Dataset entries:
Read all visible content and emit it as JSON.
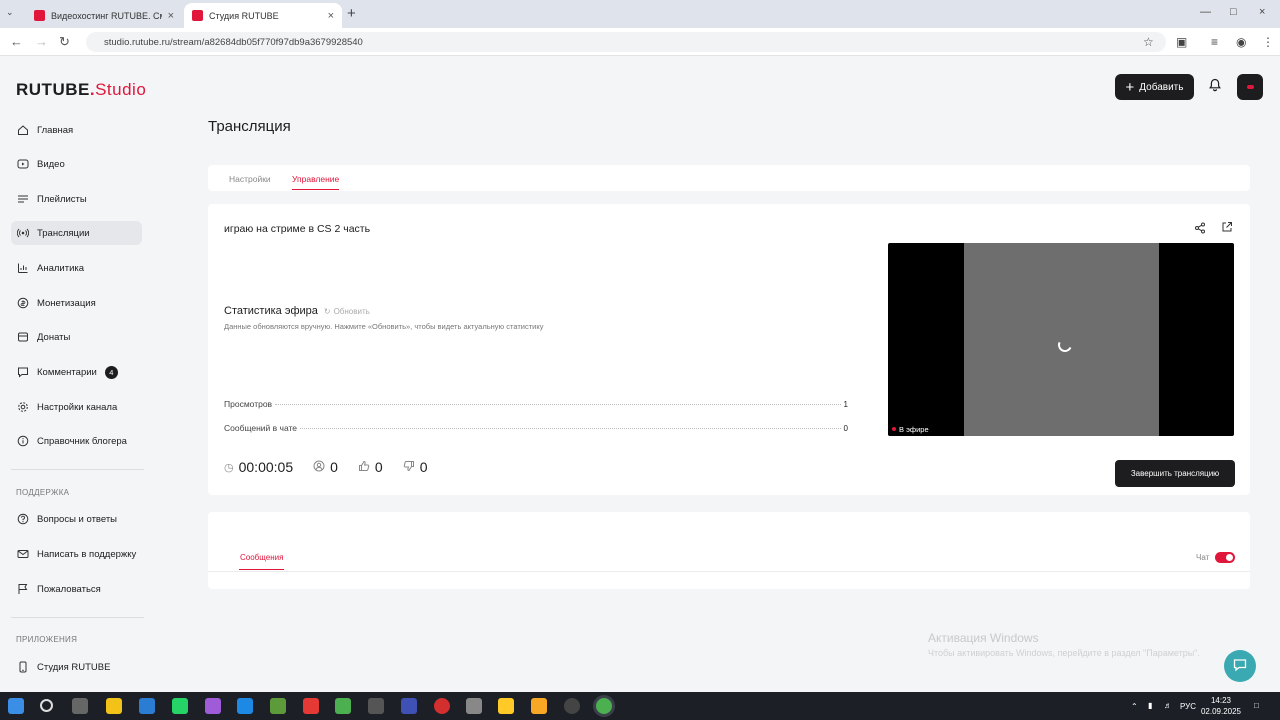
{
  "browser": {
    "tabs": [
      {
        "label": "Видеохостинг RUTUBE. Смотр..."
      },
      {
        "label": "Студия RUTUBE"
      }
    ],
    "new_tab": "+",
    "url": "studio.rutube.ru/stream/a82684db05f770f97db9a3679928540"
  },
  "app": {
    "logo": {
      "brand": "RUTUBE",
      "dot": ".",
      "suffix": "Studio"
    },
    "header": {
      "add_label": "Добавить"
    },
    "sidebar": {
      "items": [
        {
          "label": "Главная",
          "icon": "home-icon"
        },
        {
          "label": "Видео",
          "icon": "video-icon"
        },
        {
          "label": "Плейлисты",
          "icon": "playlist-icon"
        },
        {
          "label": "Трансляции",
          "icon": "broadcast-icon"
        },
        {
          "label": "Аналитика",
          "icon": "analytics-icon"
        },
        {
          "label": "Монетизация",
          "icon": "monetization-icon"
        },
        {
          "label": "Донаты",
          "icon": "donate-icon"
        },
        {
          "label": "Комментарии",
          "icon": "comments-icon",
          "badge": "4"
        },
        {
          "label": "Настройки канала",
          "icon": "gear-icon"
        },
        {
          "label": "Справочник блогера",
          "icon": "info-icon"
        }
      ],
      "support_heading": "ПОДДЕРЖКА",
      "support_items": [
        {
          "label": "Вопросы и ответы",
          "icon": "faq-icon"
        },
        {
          "label": "Написать в поддержку",
          "icon": "mail-icon"
        },
        {
          "label": "Пожаловаться",
          "icon": "flag-icon"
        }
      ],
      "apps_heading": "ПРИЛОЖЕНИЯ",
      "apps_items": [
        {
          "label": "Студия RUTUBE",
          "icon": "phone-icon"
        }
      ]
    },
    "page_title": "Трансляция",
    "page_tabs": [
      {
        "label": "Настройки"
      },
      {
        "label": "Управление",
        "active": true
      }
    ],
    "stream": {
      "title": "играю на стриме в CS 2 часть",
      "stats_heading": "Статистика эфира",
      "refresh_label": "Обновить",
      "stats_note": "Данные обновляются вручную. Нажмите «Обновить», чтобы видеть актуальную статистику",
      "stats": [
        {
          "label": "Просмотров",
          "value": "1"
        },
        {
          "label": "Сообщений в чате",
          "value": "0"
        }
      ],
      "duration": "00:00:05",
      "viewers": "0",
      "likes": "0",
      "dislikes": "0",
      "live_label": "В эфире",
      "end_button": "Завершить трансляцию"
    },
    "chat": {
      "tab_label": "Сообщения",
      "toggle_label": "Чат",
      "toggle_on": true
    },
    "watermark": {
      "title": "Активация Windows",
      "text": "Чтобы активировать Windows, перейдите в раздел \"Параметры\"."
    }
  },
  "taskbar": {
    "lang": "РУС",
    "time": "14:23",
    "date": "02.09.2025"
  },
  "colors": {
    "accent": "#e0163b",
    "dark": "#1d1d1f",
    "background": "#f4f5f7",
    "help_fab": "#3aa9b1"
  }
}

• Work to do:
Leaving aside the images, write out the entries above word for word.

• Exercise result:
Read all visible content and emit it as JSON.
{
  "browser": {
    "tabs": [
      {
        "label": "Видеохостинг RUTUBE. Смотр..."
      },
      {
        "label": "Студия RUTUBE"
      }
    ],
    "new_tab": "+",
    "url": "studio.rutube.ru/stream/a82684db05f770f97db9a3679928540"
  },
  "app": {
    "logo": {
      "brand": "RUTUBE",
      "dot": ".",
      "suffix": "Studio"
    },
    "header": {
      "add_label": "Добавить"
    },
    "sidebar": {
      "items": [
        {
          "label": "Главная",
          "icon": "home-icon"
        },
        {
          "label": "Видео",
          "icon": "video-icon"
        },
        {
          "label": "Плейлисты",
          "icon": "playlist-icon"
        },
        {
          "label": "Трансляции",
          "icon": "broadcast-icon"
        },
        {
          "label": "Аналитика",
          "icon": "analytics-icon"
        },
        {
          "label": "Монетизация",
          "icon": "monetization-icon"
        },
        {
          "label": "Донаты",
          "icon": "donate-icon"
        },
        {
          "label": "Комментарии",
          "icon": "comments-icon",
          "badge": "4"
        },
        {
          "label": "Настройки канала",
          "icon": "gear-icon"
        },
        {
          "label": "Справочник блогера",
          "icon": "info-icon"
        }
      ],
      "support_heading": "ПОДДЕРЖКА",
      "support_items": [
        {
          "label": "Вопросы и ответы",
          "icon": "faq-icon"
        },
        {
          "label": "Написать в поддержку",
          "icon": "mail-icon"
        },
        {
          "label": "Пожаловаться",
          "icon": "flag-icon"
        }
      ],
      "apps_heading": "ПРИЛОЖЕНИЯ",
      "apps_items": [
        {
          "label": "Студия RUTUBE",
          "icon": "phone-icon"
        }
      ]
    },
    "page_title": "Трансляция",
    "page_tabs": [
      {
        "label": "Настройки"
      },
      {
        "label": "Управление",
        "active": true
      }
    ],
    "stream": {
      "title": "играю на стриме в CS 2 часть",
      "stats_heading": "Статистика эфира",
      "refresh_label": "Обновить",
      "stats_note": "Данные обновляются вручную. Нажмите «Обновить», чтобы видеть актуальную статистику",
      "stats": [
        {
          "label": "Просмотров",
          "value": "1"
        },
        {
          "label": "Сообщений в чате",
          "value": "0"
        }
      ],
      "duration": "00:00:05",
      "viewers": "0",
      "likes": "0",
      "dislikes": "0",
      "live_label": "В эфире",
      "end_button": "Завершить трансляцию"
    },
    "chat": {
      "tab_label": "Сообщения",
      "toggle_label": "Чат",
      "toggle_on": true
    },
    "watermark": {
      "title": "Активация Windows",
      "text": "Чтобы активировать Windows, перейдите в раздел \"Параметры\"."
    }
  },
  "taskbar": {
    "lang": "РУС",
    "time": "14:23",
    "date": "02.09.2025"
  },
  "colors": {
    "accent": "#e0163b",
    "dark": "#1d1d1f",
    "background": "#f4f5f7",
    "help_fab": "#3aa9b1"
  }
}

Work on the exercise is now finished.